▸ Stored rows
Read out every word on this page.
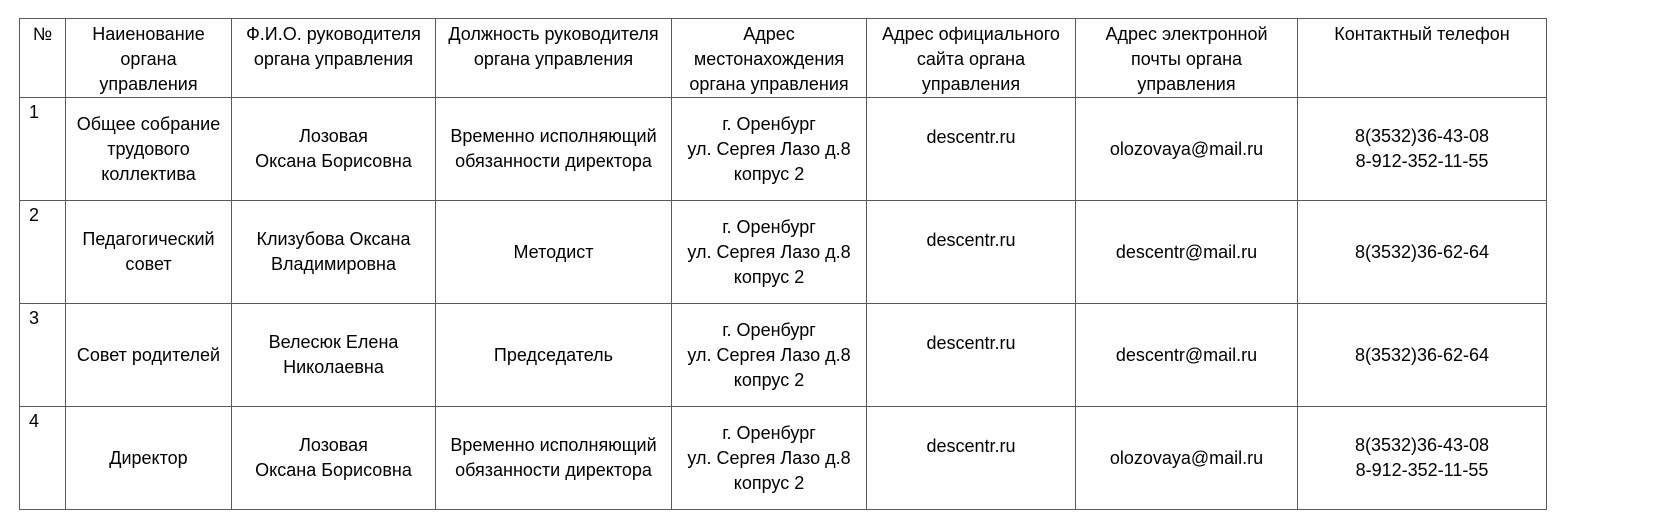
№	Наиенование
органа
управления	Ф.И.О. руководителя
органа управления	Должность руководителя
органа управления	Адрес
местонахождения
органа управления	Адрес официального
сайта органа
управления	Адрес электронной
почты органа
управления	Контактный телефон

1	Общее собрание
трудового
коллектива	Лозовая
Оксана Борисовна	Временно исполняющий
обязанности директора	г. Оренбург
ул. Сергея Лазо д.8
копрус 2	descentr.ru	olozovaya@mail.ru	8(3532)36-43-08
8-912-352-11-55

2	Педагогический
совет	Клизубова Оксана
Владимировна	Методист	г. Оренбург
ул. Сергея Лазо д.8
копрус 2	descentr.ru	descentr@mail.ru	8(3532)36-62-64

3	Совет родителей	Велесюк Елена
Николаевна	Председатель	г. Оренбург
ул. Сергея Лазо д.8
копрус 2	descentr.ru	descentr@mail.ru	8(3532)36-62-64

4	Директор	Лозовая
Оксана Борисовна	Временно исполняющий
обязанности директора	г. Оренбург
ул. Сергея Лазо д.8
копрус 2	descentr.ru	olozovaya@mail.ru	8(3532)36-43-08
8-912-352-11-55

▸ What needs to be done
Output the entries above exactly. Drop the pictures.

▸ Result for this exercise
Read out every word on this page.
№	Наиенование
органа
управления	Ф.И.О. руководителя
органа управления	Должность руководителя
органа управления	Адрес
местонахождения
органа управления	Адрес официального
сайта органа
управления	Адрес электронной
почты органа
управления	Контактный телефон

1	Общее собрание
трудового
коллектива	Лозовая
Оксана Борисовна	Временно исполняющий
обязанности директора	г. Оренбург
ул. Сергея Лазо д.8
копрус 2	descentr.ru	olozovaya@mail.ru	8(3532)36-43-08
8-912-352-11-55

2	Педагогический
совет	Клизубова Оксана
Владимировна	Методист	г. Оренбург
ул. Сергея Лазо д.8
копрус 2	descentr.ru	descentr@mail.ru	8(3532)36-62-64

3	Совет родителей	Велесюк Елена
Николаевна	Председатель	г. Оренбург
ул. Сергея Лазо д.8
копрус 2	descentr.ru	descentr@mail.ru	8(3532)36-62-64

4	Директор	Лозовая
Оксана Борисовна	Временно исполняющий
обязанности директора	г. Оренбург
ул. Сергея Лазо д.8
копрус 2	descentr.ru	olozovaya@mail.ru	8(3532)36-43-08
8-912-352-11-55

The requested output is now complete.